**TO DO**
Look through the records and report how many lines include the word "故C错误", with no other words.

**INPUT DATA**
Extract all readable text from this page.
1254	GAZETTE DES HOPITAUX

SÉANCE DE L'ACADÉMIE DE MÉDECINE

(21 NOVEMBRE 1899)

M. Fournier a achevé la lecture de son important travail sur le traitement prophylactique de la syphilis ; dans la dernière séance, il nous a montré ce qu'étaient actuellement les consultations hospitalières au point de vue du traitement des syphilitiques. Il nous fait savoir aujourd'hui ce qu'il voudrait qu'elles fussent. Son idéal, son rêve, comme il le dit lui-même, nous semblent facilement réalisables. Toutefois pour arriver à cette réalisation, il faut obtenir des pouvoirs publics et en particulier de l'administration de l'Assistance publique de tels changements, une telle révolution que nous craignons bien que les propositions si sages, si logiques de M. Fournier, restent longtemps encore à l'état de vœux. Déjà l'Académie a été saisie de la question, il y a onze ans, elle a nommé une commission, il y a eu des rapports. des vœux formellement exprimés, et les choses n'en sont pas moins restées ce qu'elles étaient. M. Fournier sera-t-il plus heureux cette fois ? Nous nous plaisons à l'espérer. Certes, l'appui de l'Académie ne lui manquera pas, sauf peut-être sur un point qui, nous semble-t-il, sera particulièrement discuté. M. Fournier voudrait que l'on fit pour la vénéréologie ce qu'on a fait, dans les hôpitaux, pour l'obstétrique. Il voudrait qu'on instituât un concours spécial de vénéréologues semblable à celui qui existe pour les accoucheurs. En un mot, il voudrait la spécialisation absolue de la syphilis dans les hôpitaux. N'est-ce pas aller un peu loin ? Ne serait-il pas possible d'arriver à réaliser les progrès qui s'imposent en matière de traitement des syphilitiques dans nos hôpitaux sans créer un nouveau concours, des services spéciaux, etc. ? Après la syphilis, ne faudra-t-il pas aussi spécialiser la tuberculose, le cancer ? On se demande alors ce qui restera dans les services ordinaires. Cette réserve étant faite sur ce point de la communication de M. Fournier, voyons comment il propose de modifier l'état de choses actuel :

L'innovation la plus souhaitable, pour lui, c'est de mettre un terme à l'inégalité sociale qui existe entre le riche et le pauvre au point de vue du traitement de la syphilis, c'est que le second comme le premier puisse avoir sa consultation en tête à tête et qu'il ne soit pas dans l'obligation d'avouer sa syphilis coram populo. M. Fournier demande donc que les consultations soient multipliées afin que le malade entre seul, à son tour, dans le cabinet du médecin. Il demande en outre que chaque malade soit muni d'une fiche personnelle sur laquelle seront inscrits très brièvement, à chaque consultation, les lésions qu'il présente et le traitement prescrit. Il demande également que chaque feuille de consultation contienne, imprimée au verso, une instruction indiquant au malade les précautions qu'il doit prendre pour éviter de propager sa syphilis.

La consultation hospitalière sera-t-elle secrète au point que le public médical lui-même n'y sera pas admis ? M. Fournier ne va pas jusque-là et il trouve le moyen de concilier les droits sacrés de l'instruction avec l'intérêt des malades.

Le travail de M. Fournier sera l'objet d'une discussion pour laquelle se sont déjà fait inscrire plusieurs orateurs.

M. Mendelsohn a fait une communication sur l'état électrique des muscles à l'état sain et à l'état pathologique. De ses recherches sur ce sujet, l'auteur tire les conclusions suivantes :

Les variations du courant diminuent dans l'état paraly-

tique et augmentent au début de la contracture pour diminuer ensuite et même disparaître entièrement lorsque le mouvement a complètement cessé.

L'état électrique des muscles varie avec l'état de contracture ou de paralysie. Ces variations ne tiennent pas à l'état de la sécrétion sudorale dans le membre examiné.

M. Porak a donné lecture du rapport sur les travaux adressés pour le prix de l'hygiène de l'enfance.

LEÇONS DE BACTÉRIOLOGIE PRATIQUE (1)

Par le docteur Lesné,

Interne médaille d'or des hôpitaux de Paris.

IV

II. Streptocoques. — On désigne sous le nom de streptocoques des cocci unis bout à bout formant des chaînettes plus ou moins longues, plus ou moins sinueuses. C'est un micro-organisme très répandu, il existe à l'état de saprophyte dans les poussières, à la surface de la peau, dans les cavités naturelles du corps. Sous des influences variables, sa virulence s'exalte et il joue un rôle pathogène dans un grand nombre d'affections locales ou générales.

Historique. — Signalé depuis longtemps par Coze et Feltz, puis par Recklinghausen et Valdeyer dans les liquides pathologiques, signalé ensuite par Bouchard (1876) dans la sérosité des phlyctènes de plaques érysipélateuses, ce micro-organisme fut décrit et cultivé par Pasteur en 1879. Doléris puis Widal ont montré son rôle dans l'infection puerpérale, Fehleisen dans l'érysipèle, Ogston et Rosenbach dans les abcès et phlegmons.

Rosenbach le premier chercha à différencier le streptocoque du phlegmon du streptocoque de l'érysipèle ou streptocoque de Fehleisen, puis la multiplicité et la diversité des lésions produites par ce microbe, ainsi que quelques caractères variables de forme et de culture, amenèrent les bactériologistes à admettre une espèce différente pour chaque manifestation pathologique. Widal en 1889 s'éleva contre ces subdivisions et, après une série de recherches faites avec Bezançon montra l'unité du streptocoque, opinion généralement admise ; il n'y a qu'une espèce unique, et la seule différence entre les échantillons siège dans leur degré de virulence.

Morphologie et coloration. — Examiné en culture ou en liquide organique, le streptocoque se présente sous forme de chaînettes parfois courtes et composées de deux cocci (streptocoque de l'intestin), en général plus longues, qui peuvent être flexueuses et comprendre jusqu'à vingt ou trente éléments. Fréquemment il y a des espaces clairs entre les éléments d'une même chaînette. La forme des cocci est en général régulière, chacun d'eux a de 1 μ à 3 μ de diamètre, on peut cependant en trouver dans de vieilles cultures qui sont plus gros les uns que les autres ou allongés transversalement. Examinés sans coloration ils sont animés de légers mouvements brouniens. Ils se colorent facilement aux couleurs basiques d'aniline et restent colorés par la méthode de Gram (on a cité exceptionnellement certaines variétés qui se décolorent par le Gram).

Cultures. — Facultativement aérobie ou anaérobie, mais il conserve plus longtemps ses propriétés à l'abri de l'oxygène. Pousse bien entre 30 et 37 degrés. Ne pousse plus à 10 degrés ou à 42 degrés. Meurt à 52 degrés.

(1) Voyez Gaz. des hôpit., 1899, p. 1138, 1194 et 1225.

--

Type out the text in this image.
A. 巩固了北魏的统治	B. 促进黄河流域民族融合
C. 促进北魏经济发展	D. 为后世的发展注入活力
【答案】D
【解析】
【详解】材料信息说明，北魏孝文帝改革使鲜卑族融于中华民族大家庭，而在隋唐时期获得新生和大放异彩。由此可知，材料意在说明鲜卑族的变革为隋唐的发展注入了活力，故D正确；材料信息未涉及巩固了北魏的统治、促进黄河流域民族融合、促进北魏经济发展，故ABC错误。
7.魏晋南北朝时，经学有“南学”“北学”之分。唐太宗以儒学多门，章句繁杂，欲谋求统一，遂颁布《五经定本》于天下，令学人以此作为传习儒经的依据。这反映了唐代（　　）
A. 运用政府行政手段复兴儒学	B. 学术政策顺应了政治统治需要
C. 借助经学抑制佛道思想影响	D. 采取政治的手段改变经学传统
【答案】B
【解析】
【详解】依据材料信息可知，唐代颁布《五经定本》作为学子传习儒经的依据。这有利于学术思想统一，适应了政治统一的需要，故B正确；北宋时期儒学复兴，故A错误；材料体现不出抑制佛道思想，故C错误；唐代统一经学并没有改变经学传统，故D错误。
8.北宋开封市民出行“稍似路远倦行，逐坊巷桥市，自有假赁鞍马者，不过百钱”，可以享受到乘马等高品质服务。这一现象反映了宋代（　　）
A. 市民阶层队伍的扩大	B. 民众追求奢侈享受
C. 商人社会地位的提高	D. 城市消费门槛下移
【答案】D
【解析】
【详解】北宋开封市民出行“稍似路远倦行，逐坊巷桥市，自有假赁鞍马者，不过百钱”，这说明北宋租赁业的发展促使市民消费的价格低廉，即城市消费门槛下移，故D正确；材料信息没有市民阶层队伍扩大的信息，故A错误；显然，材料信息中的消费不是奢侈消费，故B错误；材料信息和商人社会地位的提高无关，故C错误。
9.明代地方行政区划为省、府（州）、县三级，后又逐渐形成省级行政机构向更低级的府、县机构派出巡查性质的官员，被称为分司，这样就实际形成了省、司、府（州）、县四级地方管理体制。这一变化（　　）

**RESPONSE FOR THIS EXERCISE**
2